* START Data provided *
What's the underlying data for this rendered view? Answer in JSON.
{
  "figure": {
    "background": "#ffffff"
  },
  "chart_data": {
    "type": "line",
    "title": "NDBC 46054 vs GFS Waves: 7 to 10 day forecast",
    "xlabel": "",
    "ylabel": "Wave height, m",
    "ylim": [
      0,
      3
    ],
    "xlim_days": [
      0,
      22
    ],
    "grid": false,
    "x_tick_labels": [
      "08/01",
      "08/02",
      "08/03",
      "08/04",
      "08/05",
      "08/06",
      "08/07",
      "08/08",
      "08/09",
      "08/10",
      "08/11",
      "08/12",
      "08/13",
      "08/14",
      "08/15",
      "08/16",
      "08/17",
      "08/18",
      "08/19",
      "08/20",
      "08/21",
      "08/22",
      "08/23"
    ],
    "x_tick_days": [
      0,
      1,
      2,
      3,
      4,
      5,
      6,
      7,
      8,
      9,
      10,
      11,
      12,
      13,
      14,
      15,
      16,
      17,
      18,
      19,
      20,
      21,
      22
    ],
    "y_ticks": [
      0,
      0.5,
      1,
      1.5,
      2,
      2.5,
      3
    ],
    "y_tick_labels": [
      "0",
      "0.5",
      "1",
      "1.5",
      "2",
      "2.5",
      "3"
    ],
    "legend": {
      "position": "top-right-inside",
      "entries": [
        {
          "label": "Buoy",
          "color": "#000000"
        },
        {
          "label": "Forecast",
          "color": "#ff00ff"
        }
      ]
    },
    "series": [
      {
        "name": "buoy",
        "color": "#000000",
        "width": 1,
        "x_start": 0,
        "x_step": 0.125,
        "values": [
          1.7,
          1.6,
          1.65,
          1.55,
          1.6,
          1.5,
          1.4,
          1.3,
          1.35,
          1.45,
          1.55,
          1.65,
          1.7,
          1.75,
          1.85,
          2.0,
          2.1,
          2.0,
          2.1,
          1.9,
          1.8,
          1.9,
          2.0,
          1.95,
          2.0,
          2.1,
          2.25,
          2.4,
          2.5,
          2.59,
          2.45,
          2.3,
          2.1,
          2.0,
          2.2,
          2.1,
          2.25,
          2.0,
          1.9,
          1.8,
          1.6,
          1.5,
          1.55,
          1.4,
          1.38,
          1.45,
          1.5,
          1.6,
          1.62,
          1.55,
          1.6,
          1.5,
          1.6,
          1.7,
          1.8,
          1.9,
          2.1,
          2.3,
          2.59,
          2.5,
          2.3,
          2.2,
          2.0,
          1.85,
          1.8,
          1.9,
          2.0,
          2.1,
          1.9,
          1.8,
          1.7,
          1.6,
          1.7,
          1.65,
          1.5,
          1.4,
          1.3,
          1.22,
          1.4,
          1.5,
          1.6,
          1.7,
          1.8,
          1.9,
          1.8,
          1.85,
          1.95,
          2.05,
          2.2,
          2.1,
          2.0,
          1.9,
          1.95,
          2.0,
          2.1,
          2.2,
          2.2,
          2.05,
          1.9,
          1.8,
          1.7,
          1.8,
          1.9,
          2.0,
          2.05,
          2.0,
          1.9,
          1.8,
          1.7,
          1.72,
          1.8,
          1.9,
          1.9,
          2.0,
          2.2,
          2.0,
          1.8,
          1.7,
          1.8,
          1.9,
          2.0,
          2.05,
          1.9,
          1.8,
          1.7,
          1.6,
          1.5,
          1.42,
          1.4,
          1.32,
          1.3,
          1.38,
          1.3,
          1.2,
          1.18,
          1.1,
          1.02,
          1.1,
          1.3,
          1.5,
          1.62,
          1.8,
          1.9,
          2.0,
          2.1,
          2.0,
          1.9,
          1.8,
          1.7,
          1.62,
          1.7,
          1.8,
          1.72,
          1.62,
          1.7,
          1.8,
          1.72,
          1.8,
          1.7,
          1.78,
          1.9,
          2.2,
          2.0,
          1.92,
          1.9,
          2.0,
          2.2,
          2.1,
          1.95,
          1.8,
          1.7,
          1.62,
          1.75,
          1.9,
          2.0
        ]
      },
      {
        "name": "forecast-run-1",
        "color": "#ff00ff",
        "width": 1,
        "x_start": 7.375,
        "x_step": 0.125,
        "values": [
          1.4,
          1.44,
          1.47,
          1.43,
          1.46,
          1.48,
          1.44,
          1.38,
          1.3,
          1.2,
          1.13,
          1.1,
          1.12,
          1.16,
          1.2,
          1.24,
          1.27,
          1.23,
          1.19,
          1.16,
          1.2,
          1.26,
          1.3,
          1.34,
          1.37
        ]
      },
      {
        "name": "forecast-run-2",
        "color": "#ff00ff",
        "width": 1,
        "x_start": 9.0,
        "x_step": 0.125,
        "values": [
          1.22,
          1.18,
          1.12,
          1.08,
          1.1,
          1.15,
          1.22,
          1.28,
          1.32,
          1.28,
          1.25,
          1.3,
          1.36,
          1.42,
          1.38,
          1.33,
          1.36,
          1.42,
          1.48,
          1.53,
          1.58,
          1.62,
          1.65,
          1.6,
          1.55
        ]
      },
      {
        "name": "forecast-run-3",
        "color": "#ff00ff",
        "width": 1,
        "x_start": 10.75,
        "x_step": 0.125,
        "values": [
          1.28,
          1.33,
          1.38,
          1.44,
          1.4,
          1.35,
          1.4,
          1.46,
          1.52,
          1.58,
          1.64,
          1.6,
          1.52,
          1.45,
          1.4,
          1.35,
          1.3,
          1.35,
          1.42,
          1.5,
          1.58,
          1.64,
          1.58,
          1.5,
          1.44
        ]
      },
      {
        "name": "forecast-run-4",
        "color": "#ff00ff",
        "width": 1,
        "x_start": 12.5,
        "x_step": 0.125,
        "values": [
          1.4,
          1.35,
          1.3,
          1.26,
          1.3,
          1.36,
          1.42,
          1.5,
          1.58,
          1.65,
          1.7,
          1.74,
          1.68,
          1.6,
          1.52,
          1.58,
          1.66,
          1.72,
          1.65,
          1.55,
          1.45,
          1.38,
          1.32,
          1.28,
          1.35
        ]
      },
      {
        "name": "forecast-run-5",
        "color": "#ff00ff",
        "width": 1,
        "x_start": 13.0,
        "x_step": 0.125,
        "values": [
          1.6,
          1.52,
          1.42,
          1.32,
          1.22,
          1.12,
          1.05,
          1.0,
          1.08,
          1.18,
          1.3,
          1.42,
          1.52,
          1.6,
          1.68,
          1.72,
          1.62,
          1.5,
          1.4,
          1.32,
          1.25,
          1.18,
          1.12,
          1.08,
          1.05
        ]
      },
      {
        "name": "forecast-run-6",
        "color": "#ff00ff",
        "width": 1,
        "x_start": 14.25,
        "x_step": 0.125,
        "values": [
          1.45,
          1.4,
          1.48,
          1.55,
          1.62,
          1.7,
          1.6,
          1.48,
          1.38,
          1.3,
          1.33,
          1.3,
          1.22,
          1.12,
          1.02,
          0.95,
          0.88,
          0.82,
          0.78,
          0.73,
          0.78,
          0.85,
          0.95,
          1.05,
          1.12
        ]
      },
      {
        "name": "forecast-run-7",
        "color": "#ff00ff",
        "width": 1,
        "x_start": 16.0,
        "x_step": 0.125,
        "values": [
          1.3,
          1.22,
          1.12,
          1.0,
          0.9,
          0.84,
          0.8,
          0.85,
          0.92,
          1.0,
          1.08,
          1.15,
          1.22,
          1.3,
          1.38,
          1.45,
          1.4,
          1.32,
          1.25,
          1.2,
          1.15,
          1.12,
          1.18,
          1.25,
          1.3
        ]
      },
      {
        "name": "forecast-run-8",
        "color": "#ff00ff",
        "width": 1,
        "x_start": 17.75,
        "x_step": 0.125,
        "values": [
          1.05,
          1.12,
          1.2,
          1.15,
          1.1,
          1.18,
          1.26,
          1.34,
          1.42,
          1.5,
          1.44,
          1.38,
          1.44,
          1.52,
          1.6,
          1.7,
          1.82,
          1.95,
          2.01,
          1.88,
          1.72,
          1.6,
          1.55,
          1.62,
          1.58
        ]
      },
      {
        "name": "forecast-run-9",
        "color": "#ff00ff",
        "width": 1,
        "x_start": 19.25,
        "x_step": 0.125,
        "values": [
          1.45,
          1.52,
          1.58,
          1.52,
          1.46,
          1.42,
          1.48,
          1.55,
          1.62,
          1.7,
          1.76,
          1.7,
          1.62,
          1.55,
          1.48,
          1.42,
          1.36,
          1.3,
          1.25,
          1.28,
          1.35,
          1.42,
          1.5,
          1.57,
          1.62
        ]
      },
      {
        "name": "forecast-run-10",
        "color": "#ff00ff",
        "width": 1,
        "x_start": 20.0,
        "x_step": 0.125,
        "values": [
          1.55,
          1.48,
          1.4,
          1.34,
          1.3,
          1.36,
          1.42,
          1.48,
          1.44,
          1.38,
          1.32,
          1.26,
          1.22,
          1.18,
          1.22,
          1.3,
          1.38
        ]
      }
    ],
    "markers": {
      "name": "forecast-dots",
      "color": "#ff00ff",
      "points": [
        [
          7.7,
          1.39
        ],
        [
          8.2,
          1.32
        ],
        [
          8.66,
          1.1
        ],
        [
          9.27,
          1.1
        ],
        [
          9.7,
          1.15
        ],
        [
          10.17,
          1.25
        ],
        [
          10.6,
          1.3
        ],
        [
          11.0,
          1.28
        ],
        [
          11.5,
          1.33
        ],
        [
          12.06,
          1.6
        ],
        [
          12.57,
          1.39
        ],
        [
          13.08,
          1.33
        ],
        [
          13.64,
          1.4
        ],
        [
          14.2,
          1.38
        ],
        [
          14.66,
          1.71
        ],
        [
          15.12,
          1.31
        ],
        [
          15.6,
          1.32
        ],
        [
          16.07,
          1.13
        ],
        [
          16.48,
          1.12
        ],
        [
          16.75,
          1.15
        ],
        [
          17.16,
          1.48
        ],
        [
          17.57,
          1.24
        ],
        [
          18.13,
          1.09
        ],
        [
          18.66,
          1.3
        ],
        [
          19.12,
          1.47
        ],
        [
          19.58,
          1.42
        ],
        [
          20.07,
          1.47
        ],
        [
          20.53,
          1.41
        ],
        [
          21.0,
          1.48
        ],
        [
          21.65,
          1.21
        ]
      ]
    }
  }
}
* END Data provided *
▶ What you have to do
Extract from the data every line where "name" shows up.

▶ Written response
        "name": "buoy",
        "name": "forecast-run-1",
        "name": "forecast-run-2",
        "name": "forecast-run-3",
        "name": "forecast-run-4",
        "name": "forecast-run-5",
        "name": "forecast-run-6",
        "name": "forecast-run-7",
        "name": "forecast-run-8",
        "name": "forecast-run-9",
        "name": "forecast-run-10",
      "name": "forecast-dots",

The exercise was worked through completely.